* Start Data extract *
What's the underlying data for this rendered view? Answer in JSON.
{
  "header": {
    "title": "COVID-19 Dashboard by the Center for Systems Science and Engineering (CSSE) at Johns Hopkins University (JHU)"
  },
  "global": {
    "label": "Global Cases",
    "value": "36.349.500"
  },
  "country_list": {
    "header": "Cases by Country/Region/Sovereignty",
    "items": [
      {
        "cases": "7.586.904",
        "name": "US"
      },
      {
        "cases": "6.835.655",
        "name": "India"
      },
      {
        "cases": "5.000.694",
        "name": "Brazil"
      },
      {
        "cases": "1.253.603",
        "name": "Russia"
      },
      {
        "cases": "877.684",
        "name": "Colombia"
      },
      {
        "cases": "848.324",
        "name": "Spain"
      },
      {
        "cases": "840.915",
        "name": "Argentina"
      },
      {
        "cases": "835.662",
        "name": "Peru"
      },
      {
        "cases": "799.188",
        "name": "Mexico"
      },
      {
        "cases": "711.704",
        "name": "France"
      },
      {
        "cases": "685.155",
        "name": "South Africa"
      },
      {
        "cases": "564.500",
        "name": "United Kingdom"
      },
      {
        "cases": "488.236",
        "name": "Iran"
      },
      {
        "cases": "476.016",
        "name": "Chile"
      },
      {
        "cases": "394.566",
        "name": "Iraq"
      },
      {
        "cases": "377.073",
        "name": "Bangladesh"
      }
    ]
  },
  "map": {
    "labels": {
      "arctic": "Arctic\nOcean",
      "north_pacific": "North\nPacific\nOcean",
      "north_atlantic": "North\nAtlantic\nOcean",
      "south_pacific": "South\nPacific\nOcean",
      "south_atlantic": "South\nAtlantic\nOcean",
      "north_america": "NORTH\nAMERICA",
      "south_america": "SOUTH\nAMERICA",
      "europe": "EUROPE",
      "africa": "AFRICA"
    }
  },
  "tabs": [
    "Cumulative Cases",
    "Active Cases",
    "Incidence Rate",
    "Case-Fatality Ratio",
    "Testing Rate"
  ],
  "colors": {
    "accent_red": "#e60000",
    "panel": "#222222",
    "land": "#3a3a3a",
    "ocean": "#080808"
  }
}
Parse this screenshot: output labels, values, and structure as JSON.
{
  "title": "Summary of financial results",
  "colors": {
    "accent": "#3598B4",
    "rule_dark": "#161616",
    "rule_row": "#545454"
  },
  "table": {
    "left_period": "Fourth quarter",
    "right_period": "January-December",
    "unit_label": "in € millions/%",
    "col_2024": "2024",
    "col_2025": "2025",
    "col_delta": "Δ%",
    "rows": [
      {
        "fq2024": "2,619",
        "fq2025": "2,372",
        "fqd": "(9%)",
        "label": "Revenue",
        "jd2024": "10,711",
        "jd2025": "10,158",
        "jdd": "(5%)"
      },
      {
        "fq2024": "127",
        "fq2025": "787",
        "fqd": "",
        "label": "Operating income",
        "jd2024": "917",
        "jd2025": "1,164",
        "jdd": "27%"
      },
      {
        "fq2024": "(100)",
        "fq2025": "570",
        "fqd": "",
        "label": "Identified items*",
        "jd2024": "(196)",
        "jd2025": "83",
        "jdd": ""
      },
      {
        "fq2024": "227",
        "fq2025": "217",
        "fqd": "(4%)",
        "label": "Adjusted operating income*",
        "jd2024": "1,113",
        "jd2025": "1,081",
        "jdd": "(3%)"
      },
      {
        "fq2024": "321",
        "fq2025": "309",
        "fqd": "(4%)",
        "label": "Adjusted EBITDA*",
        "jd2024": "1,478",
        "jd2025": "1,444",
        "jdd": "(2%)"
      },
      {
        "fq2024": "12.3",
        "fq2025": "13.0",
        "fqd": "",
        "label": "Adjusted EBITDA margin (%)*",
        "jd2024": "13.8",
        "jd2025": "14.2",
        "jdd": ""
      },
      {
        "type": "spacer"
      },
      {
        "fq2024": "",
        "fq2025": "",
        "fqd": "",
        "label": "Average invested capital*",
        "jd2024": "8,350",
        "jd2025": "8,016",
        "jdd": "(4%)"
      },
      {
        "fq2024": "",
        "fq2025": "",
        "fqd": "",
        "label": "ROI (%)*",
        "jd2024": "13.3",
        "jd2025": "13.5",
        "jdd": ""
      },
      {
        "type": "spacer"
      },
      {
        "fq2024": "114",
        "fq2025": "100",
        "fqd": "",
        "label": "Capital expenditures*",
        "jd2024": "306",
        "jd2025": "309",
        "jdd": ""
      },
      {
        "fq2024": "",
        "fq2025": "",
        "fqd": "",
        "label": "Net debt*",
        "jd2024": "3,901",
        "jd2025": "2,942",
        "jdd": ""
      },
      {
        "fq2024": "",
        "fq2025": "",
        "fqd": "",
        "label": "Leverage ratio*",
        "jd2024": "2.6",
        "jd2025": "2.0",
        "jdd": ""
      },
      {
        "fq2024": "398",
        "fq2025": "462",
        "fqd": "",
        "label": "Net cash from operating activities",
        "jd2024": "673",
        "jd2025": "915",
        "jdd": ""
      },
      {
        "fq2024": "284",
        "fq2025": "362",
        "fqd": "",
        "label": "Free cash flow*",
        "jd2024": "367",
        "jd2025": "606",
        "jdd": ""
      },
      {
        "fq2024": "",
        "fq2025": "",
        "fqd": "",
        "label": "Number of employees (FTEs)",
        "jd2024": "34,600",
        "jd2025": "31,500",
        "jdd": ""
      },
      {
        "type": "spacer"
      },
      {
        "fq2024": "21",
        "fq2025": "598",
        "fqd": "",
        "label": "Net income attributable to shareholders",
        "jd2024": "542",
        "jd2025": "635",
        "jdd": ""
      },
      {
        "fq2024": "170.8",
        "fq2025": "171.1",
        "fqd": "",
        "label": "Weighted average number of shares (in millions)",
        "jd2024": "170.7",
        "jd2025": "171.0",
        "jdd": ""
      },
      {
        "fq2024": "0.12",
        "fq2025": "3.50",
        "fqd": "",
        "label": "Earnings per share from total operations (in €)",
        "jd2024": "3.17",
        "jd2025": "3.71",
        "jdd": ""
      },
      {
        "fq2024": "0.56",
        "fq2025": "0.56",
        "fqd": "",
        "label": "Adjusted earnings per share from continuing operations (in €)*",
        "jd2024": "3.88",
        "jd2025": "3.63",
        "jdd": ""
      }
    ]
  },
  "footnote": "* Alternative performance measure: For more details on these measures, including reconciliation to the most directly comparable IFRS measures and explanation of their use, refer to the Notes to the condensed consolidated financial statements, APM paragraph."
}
* End Data extract *
* Written task:
Output every line above without altering anything.

* Written response:
What's the underlying data for this rendered view? Answer in JSON.
{
  "header": {
    "title": "COVID-19 Dashboard by the Center for Systems Science and Engineering (CSSE) at Johns Hopkins University (JHU)"
  },
  "global": {
    "label": "Global Cases",
    "value": "36.349.500"
  },
  "country_list": {
    "header": "Cases by Country/Region/Sovereignty",
    "items": [
      {
        "cases": "7.586.904",
        "name": "US"
      },
      {
        "cases": "6.835.655",
        "name": "India"
      },
      {
        "cases": "5.000.694",
        "name": "Brazil"
      },
      {
        "cases": "1.253.603",
        "name": "Russia"
      },
      {
        "cases": "877.684",
        "name": "Colombia"
      },
      {
        "cases": "848.324",
        "name": "Spain"
      },
      {
        "cases": "840.915",
        "name": "Argentina"
      },
      {
        "cases": "835.662",
        "name": "Peru"
      },
      {
        "cases": "799.188",
        "name": "Mexico"
      },
      {
        "cases": "711.704",
        "name": "France"
      },
      {
        "cases": "685.155",
        "name": "South Africa"
      },
      {
        "cases": "564.500",
        "name": "United Kingdom"
      },
      {
        "cases": "488.236",
        "name": "Iran"
      },
      {
        "cases": "476.016",
        "name": "Chile"
      },
      {
        "cases": "394.566",
        "name": "Iraq"
      },
      {
        "cases": "377.073",
        "name": "Bangladesh"
      }
    ]
  },
  "map": {
    "labels": {
      "arctic": "Arctic\nOcean",
      "north_pacific": "North\nPacific\nOcean",
      "north_atlantic": "North\nAtlantic\nOcean",
      "south_pacific": "South\nPacific\nOcean",
      "south_atlantic": "South\nAtlantic\nOcean",
      "north_america": "NORTH\nAMERICA",
      "south_america": "SOUTH\nAMERICA",
      "europe": "EUROPE",
      "africa": "AFRICA"
    }
  },
  "tabs": [
    "Cumulative Cases",
    "Active Cases",
    "Incidence Rate",
    "Case-Fatality Ratio",
    "Testing Rate"
  ],
  "colors": {
    "accent_red": "#e60000",
    "panel": "#222222",
    "land": "#3a3a3a",
    "ocean": "#080808"
  }
}
Parse this screenshot: output labels, values, and structure as JSON.
{
  "title": "Summary of financial results",
  "colors": {
    "accent": "#3598B4",
    "rule_dark": "#161616",
    "rule_row": "#545454"
  },
  "table": {
    "left_period": "Fourth quarter",
    "right_period": "January-December",
    "unit_label": "in € millions/%",
    "col_2024": "2024",
    "col_2025": "2025",
    "col_delta": "Δ%",
    "rows": [
      {
        "fq2024": "2,619",
        "fq2025": "2,372",
        "fqd": "(9%)",
        "label": "Revenue",
        "jd2024": "10,711",
        "jd2025": "10,158",
        "jdd": "(5%)"
      },
      {
        "fq2024": "127",
        "fq2025": "787",
        "fqd": "",
        "label": "Operating income",
        "jd2024": "917",
        "jd2025": "1,164",
        "jdd": "27%"
      },
      {
        "fq2024": "(100)",
        "fq2025": "570",
        "fqd": "",
        "label": "Identified items*",
        "jd2024": "(196)",
        "jd2025": "83",
        "jdd": ""
      },
      {
        "fq2024": "227",
        "fq2025": "217",
        "fqd": "(4%)",
        "label": "Adjusted operating income*",
        "jd2024": "1,113",
        "jd2025": "1,081",
        "jdd": "(3%)"
      },
      {
        "fq2024": "321",
        "fq2025": "309",
        "fqd": "(4%)",
        "label": "Adjusted EBITDA*",
        "jd2024": "1,478",
        "jd2025": "1,444",
        "jdd": "(2%)"
      },
      {
        "fq2024": "12.3",
        "fq2025": "13.0",
        "fqd": "",
        "label": "Adjusted EBITDA margin (%)*",
        "jd2024": "13.8",
        "jd2025": "14.2",
        "jdd": ""
      },
      {
        "type": "spacer"
      },
      {
        "fq2024": "",
        "fq2025": "",
        "fqd": "",
        "label": "Average invested capital*",
        "jd2024": "8,350",
        "jd2025": "8,016",
        "jdd": "(4%)"
      },
      {
        "fq2024": "",
        "fq2025": "",
        "fqd": "",
        "label": "ROI (%)*",
        "jd2024": "13.3",
        "jd2025": "13.5",
        "jdd": ""
      },
      {
        "type": "spacer"
      },
      {
        "fq2024": "114",
        "fq2025": "100",
        "fqd": "",
        "label": "Capital expenditures*",
        "jd2024": "306",
        "jd2025": "309",
        "jdd": ""
      },
      {
        "fq2024": "",
        "fq2025": "",
        "fqd": "",
        "label": "Net debt*",
        "jd2024": "3,901",
        "jd2025": "2,942",
        "jdd": ""
      },
      {
        "fq2024": "",
        "fq2025": "",
        "fqd": "",
        "label": "Leverage ratio*",
        "jd2024": "2.6",
        "jd2025": "2.0",
        "jdd": ""
      },
      {
        "fq2024": "398",
        "fq2025": "462",
        "fqd": "",
        "label": "Net cash from operating activities",
        "jd2024": "673",
        "jd2025": "915",
        "jdd": ""
      },
      {
        "fq2024": "284",
        "fq2025": "362",
        "fqd": "",
        "label": "Free cash flow*",
        "jd2024": "367",
        "jd2025": "606",
        "jdd": ""
      },
      {
        "fq2024": "",
        "fq2025": "",
        "fqd": "",
        "label": "Number of employees (FTEs)",
        "jd2024": "34,600",
        "jd2025": "31,500",
        "jdd": ""
      },
      {
        "type": "spacer"
      },
      {
        "fq2024": "21",
        "fq2025": "598",
        "fqd": "",
        "label": "Net income attributable to shareholders",
        "jd2024": "542",
        "jd2025": "635",
        "jdd": ""
      },
      {
        "fq2024": "170.8",
        "fq2025": "171.1",
        "fqd": "",
        "label": "Weighted average number of shares (in millions)",
        "jd2024": "170.7",
        "jd2025": "171.0",
        "jdd": ""
      },
      {
        "fq2024": "0.12",
        "fq2025": "3.50",
        "fqd": "",
        "label": "Earnings per share from total operations (in €)",
        "jd2024": "3.17",
        "jd2025": "3.71",
        "jdd": ""
      },
      {
        "fq2024": "0.56",
        "fq2025": "0.56",
        "fqd": "",
        "label": "Adjusted earnings per share from continuing operations (in €)*",
        "jd2024": "3.88",
        "jd2025": "3.63",
        "jdd": ""
      }
    ]
  },
  "footnote": "* Alternative performance measure: For more details on these measures, including reconciliation to the most directly comparable IFRS measures and explanation of their use, refer to the Notes to the condensed consolidated financial statements, APM paragraph."
}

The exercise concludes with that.